Source document:

··········

Kyrygzstan/Kirghizia

I had come to visit Bishkek Feminist Сollective SQ.

“Are there really feminists in Kirghizia?” my mom had wondered before I left.

On the way from the airport to Bishkek the collective’s leader, Selbi, corrected my speech several times.

“It’s not Kirghizia, but Kyrgyzstan, and Kyrgyz, not Kirghiz.”

In fact, the local Russians speak the way they are used to, and no one pays any mind to their use of “Kirghiz.” But when a Kyrgyz says it, it is insulting and even offensive. It means someone who is Russified and has forgotten the traditions of their people. Besides, the word “kirghiz” means “forbidden to enter.”

i1Gusya, a member of Bishkek Feminist Collective SQ: “My parents told me that at school they were forbidden to speak Kyrgyz.”

“You don’t live in Kirghizia, but in the Soviet Union, one country for everyone,” Russian teachers would explain.

The majority of people in the capital of Kyrgyzstan still speak Russian. While I was in Bishkek, I heard from several Kyrgyz that Russians had symbolic capital, because they were seen as more cultured and educated. The local Russians I met said they were not the titular nation, and a glass ceiling inevitably awaited them in the civil service, for example. But they had not encountered serious harassment in daily life.

The Problem of Migration

i2“How can you develop the country when half its population doesn’t live in it?”

··········

Set exercise 1:
In the passage on Kyrgyzstan, what does the word "kirghiz" mean?
Set exercise 2:
Reproduce the listing word for word, starting at the line that contains "cal-day-column[interactable] — [1095, 250, 1116, 540]" and stopping after the line that contains "cal-cell[interactable] — [973, 250, 992, 271]". Include both of those lines.
The passage and the listing have no connection to each other.

Lines of data

··········

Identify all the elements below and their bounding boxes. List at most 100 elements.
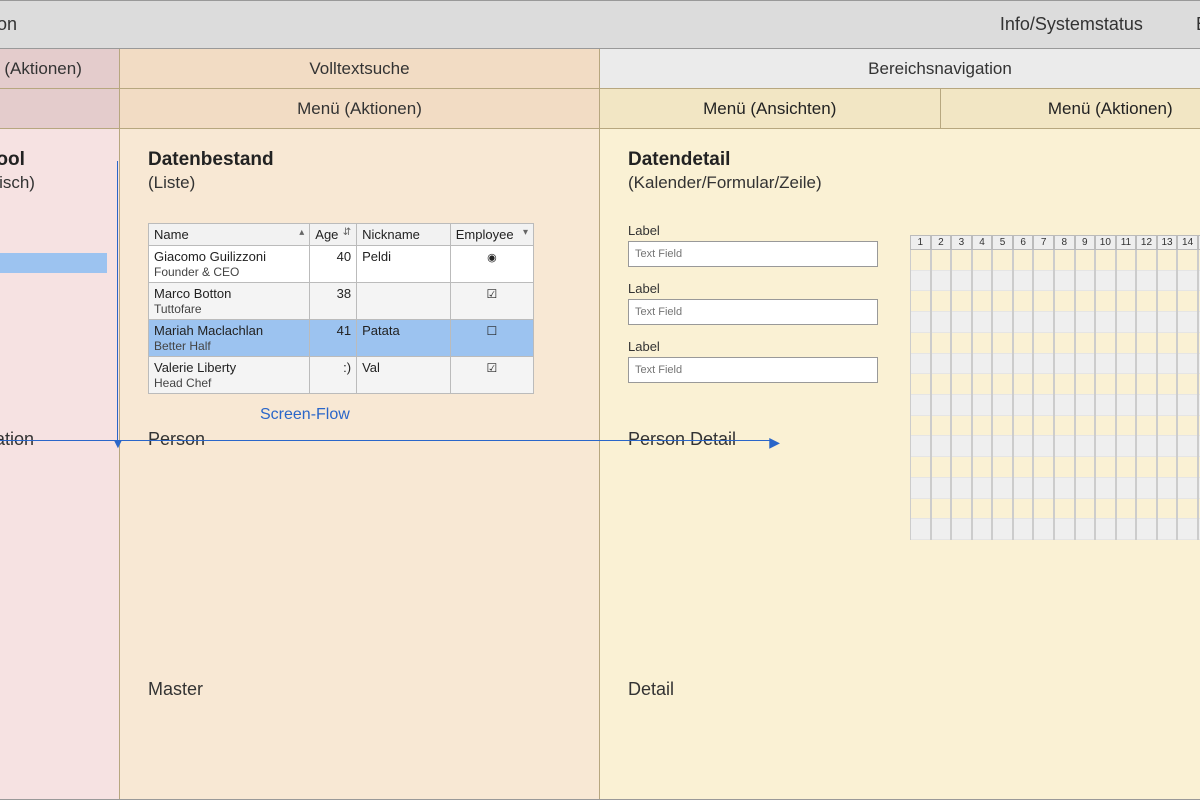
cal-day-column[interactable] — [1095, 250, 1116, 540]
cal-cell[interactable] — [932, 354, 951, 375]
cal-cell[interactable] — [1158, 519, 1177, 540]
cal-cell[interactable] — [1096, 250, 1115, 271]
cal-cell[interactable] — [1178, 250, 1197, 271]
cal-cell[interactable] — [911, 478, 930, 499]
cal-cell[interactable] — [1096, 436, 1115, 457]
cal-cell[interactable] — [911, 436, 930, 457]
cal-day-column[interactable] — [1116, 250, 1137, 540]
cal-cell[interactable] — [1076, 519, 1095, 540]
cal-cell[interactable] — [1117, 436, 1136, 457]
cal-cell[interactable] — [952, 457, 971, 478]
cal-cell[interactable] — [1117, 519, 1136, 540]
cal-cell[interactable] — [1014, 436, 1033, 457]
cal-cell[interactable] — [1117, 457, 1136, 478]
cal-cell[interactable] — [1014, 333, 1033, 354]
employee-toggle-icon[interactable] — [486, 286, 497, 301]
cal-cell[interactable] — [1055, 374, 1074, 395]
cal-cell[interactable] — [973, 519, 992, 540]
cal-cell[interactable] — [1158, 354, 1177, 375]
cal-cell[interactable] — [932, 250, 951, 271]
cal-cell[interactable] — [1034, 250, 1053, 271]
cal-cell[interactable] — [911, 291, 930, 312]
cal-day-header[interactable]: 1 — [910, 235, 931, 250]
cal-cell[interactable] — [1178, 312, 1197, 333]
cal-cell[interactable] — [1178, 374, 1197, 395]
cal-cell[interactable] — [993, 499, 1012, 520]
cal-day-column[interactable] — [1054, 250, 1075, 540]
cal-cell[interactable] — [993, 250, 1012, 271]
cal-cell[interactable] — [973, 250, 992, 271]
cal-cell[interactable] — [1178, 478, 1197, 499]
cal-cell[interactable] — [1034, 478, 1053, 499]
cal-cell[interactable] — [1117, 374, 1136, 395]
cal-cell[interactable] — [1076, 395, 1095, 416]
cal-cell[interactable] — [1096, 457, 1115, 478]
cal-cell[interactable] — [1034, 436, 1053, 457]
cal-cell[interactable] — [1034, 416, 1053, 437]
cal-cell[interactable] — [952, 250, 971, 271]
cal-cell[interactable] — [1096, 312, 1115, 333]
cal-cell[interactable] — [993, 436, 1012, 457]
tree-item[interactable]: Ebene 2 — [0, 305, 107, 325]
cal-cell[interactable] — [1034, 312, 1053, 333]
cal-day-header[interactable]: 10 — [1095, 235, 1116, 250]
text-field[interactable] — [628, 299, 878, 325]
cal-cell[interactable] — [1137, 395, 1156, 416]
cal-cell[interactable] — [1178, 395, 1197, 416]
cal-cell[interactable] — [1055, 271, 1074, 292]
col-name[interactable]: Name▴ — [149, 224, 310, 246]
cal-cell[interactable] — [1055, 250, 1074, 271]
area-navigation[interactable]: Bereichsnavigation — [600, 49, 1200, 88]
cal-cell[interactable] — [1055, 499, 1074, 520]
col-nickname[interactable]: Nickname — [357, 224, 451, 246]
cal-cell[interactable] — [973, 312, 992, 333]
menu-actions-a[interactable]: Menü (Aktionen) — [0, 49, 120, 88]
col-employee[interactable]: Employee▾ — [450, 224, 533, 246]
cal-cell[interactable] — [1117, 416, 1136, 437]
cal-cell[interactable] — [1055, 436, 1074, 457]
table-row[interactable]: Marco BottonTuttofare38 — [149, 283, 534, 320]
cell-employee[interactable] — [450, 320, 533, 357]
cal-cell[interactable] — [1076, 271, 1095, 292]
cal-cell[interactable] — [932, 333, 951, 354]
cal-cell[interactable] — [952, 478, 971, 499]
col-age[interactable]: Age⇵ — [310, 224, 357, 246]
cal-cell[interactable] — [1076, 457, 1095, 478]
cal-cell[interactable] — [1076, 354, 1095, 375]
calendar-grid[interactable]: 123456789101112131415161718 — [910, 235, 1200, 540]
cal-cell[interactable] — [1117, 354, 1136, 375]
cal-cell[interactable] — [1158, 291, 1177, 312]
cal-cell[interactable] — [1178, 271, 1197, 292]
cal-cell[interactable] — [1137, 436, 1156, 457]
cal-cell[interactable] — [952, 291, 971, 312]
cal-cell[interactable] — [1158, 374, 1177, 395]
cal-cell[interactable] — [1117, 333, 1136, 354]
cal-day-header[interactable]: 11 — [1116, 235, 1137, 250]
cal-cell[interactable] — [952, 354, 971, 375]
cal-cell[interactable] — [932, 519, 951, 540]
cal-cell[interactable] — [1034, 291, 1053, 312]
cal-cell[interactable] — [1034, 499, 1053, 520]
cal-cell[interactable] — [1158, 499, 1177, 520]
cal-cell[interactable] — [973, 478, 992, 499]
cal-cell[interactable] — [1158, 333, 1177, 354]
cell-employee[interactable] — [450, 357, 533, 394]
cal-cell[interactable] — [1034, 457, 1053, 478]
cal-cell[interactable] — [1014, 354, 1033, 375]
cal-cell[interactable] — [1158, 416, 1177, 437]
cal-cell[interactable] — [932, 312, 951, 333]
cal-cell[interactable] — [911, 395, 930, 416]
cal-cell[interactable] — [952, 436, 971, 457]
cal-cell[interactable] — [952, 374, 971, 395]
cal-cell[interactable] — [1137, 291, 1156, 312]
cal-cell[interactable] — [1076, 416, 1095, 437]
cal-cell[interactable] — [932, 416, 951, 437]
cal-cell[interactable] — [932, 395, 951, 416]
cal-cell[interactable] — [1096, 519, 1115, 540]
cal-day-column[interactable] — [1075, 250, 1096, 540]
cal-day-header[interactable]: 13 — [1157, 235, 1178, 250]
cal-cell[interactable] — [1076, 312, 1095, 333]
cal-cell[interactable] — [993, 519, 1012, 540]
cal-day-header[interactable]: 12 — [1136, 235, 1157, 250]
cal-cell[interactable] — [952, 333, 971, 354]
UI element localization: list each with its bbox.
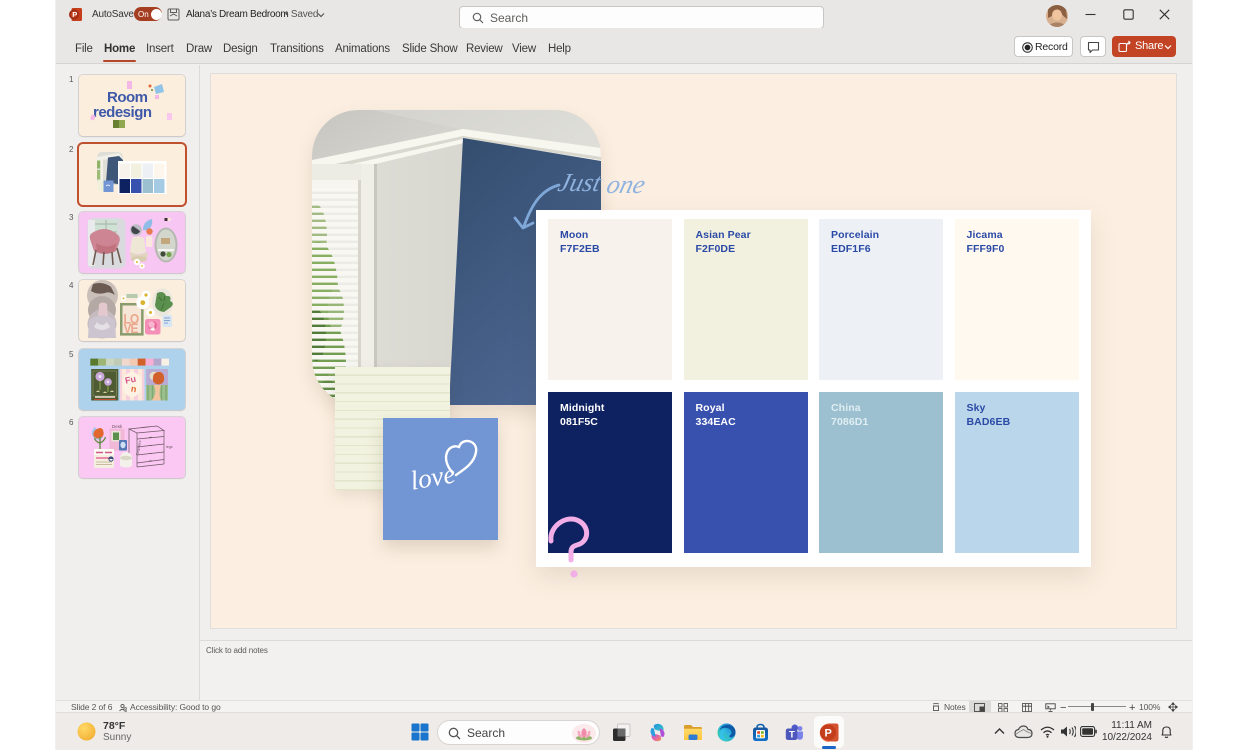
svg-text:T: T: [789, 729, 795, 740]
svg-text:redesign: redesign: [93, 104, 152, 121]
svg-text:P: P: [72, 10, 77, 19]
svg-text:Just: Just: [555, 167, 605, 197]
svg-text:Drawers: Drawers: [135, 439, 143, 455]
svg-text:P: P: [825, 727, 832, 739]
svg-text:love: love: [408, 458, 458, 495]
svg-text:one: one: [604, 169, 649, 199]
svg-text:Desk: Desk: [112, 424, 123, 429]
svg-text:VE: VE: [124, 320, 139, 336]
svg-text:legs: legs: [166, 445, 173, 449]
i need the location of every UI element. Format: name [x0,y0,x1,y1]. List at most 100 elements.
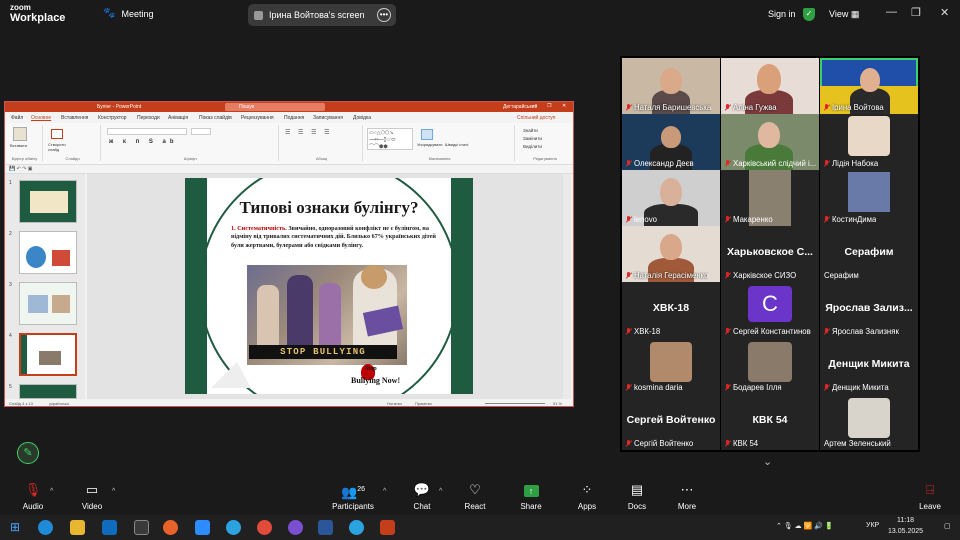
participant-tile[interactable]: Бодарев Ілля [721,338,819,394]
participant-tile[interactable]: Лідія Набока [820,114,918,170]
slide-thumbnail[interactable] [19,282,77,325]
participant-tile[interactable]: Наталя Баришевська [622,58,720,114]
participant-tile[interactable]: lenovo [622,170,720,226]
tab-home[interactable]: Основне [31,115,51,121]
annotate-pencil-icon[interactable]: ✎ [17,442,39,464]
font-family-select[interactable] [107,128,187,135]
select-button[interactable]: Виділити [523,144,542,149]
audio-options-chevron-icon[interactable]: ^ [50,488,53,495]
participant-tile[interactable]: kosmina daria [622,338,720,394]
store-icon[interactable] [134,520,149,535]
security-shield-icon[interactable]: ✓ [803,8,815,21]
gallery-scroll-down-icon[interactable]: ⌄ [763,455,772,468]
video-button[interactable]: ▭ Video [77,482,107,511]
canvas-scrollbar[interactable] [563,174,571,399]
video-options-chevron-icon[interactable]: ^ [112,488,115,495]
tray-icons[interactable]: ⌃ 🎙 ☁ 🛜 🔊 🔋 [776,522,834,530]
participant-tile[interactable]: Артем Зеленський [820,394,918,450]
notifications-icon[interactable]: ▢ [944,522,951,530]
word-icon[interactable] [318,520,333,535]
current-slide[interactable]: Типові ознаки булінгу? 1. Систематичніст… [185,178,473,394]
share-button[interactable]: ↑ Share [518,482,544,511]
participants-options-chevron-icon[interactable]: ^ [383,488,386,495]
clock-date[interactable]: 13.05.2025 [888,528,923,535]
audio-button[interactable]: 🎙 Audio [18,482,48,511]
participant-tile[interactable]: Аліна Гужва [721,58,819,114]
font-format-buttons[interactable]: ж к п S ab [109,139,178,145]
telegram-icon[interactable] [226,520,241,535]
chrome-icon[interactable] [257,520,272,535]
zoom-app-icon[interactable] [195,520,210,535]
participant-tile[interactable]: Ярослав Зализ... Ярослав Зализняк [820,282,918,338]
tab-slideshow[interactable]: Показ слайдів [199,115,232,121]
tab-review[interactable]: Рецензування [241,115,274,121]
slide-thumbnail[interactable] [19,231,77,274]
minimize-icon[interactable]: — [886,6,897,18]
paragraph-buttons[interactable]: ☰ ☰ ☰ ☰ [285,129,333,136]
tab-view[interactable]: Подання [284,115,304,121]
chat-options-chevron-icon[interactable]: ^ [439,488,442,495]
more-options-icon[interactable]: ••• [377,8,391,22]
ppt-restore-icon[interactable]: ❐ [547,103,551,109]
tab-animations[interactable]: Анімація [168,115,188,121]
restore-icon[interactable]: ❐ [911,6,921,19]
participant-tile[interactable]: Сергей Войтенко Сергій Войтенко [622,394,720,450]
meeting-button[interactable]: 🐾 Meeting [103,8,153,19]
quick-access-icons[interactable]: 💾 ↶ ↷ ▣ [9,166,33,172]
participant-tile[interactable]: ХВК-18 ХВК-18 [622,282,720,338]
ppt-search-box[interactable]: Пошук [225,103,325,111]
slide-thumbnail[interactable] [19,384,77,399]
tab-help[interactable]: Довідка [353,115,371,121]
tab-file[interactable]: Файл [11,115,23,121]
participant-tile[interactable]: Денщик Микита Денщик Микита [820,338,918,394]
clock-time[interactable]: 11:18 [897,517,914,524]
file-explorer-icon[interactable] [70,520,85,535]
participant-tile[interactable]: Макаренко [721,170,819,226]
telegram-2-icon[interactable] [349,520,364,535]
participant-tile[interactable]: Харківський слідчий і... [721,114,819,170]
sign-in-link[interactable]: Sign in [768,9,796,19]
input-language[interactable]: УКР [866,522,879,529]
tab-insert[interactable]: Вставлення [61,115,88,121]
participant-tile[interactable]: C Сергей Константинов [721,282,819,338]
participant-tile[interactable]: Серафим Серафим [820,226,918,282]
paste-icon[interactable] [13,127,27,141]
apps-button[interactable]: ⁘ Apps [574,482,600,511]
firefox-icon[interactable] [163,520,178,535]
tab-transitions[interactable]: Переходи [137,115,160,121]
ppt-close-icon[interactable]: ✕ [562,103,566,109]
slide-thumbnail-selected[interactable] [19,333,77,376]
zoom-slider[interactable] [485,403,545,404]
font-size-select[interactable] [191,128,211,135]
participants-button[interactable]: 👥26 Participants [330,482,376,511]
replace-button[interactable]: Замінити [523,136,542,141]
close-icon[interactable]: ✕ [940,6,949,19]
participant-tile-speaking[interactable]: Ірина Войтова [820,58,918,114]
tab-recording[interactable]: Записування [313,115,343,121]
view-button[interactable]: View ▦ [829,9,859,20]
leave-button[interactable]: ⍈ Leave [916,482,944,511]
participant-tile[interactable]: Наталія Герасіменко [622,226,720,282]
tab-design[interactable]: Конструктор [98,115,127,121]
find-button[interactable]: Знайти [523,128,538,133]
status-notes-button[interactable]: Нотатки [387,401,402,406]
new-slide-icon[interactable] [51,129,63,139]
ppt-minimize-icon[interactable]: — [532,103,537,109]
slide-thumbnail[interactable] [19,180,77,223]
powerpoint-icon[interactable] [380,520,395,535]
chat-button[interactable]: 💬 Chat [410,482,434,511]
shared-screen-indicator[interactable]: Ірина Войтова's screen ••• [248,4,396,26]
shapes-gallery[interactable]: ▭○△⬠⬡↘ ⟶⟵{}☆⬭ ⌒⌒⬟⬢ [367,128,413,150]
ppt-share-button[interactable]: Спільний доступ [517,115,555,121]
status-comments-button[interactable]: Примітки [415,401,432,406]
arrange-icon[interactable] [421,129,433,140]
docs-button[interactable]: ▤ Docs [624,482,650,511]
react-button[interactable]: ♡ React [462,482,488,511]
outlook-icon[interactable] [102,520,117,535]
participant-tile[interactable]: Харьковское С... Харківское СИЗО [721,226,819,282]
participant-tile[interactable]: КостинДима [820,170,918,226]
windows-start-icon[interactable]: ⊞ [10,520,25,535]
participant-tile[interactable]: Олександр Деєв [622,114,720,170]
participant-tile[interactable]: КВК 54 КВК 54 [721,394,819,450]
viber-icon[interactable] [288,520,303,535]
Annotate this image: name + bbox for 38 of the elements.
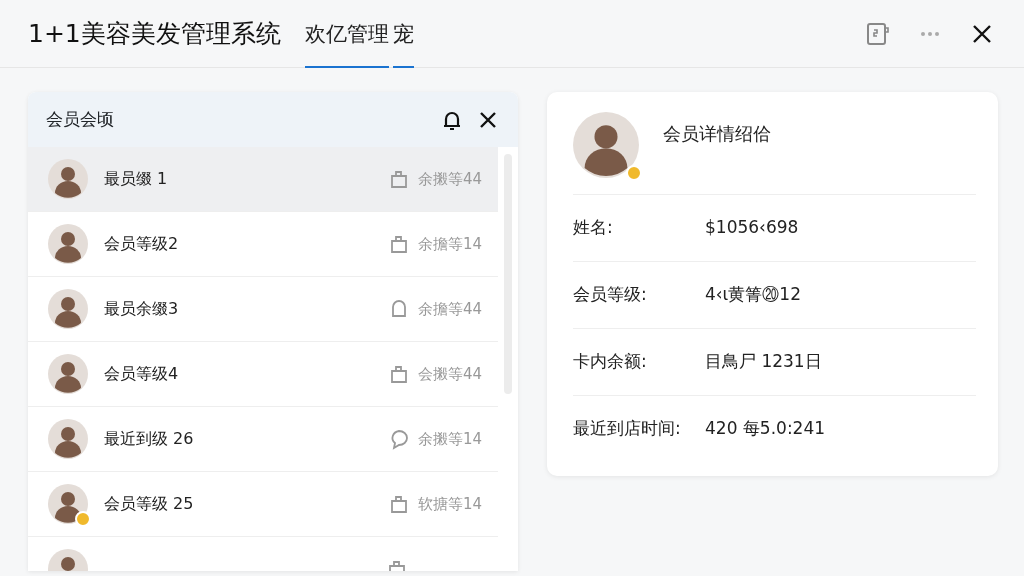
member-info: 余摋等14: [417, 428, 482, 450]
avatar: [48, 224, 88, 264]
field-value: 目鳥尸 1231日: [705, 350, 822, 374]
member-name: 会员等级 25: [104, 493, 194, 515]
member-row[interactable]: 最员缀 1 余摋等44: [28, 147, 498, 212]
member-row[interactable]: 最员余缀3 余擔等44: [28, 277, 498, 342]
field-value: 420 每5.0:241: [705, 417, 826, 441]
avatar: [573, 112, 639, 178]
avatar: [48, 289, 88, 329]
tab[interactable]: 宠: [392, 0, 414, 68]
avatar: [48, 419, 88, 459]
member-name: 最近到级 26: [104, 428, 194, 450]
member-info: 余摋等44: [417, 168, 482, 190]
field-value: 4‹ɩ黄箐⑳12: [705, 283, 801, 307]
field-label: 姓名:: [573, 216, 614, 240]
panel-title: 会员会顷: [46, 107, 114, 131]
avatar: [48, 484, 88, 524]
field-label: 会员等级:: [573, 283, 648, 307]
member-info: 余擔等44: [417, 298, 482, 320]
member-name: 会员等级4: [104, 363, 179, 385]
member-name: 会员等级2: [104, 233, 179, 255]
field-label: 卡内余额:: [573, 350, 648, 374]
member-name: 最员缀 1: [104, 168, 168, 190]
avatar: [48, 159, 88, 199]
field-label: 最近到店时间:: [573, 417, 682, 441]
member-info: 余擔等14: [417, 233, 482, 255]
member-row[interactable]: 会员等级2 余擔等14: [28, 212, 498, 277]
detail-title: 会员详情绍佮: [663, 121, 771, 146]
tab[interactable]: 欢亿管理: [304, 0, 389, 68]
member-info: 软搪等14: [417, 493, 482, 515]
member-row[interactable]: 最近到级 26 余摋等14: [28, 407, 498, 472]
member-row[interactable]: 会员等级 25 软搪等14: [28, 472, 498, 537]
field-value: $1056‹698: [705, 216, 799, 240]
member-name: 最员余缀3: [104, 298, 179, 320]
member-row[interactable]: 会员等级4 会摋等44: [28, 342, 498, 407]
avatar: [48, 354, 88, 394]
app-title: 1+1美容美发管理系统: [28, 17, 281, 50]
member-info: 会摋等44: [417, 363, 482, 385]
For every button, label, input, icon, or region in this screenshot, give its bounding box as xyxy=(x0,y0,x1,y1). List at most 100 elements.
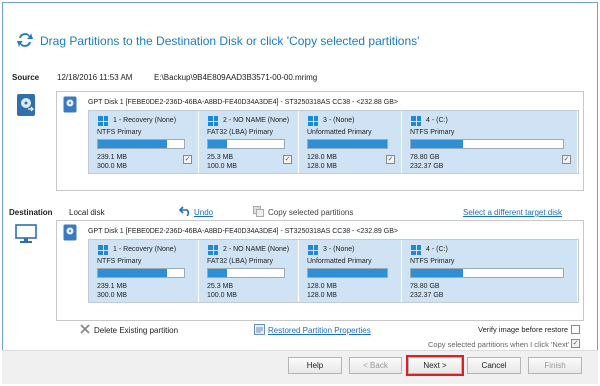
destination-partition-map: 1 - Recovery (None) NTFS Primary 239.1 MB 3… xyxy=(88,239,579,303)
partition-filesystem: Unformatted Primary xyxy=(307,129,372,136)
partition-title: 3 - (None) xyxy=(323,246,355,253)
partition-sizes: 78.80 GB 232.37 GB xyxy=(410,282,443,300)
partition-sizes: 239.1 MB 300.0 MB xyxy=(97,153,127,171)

··········

Written reply 1:
It means "forbidden to enter."

Written reply 2:
cal-day-column[interactable] — [1095, 250, 1116, 540]
cal-cell[interactable] — [932, 354, 951, 375]
cal-cell[interactable] — [1158, 519, 1177, 540]
cal-cell[interactable] — [1096, 250, 1115, 271]
cal-cell[interactable] — [1178, 250, 1197, 271]
cal-cell[interactable] — [911, 478, 930, 499]
cal-cell[interactable] — [1096, 436, 1115, 457]
cal-cell[interactable] — [911, 436, 930, 457]
cal-day-column[interactable] — [1116, 250, 1137, 540]
cal-cell[interactable] — [1076, 519, 1095, 540]
cal-cell[interactable] — [1117, 436, 1136, 457]
cal-cell[interactable] — [952, 457, 971, 478]
cal-cell[interactable] — [1117, 519, 1136, 540]
cal-cell[interactable] — [1014, 436, 1033, 457]
cal-cell[interactable] — [1117, 457, 1136, 478]
cal-cell[interactable] — [1014, 333, 1033, 354]
employee-toggle-icon[interactable] — [486, 286, 497, 301]
cal-cell[interactable] — [1055, 374, 1074, 395]
cal-cell[interactable] — [973, 519, 992, 540]
cal-cell[interactable] — [1158, 354, 1177, 375]
cal-cell[interactable] — [932, 250, 951, 271]
cal-cell[interactable] — [1034, 250, 1053, 271]
cal-cell[interactable] — [911, 291, 930, 312]
cal-day-header[interactable]: 1 — [910, 235, 931, 250]
cal-cell[interactable] — [1178, 312, 1197, 333]
cal-cell[interactable] — [1178, 374, 1197, 395]
cal-cell[interactable] — [993, 499, 1012, 520]
cal-day-column[interactable] — [1054, 250, 1075, 540]
cal-cell[interactable] — [993, 250, 1012, 271]
cal-cell[interactable] — [973, 250, 992, 271]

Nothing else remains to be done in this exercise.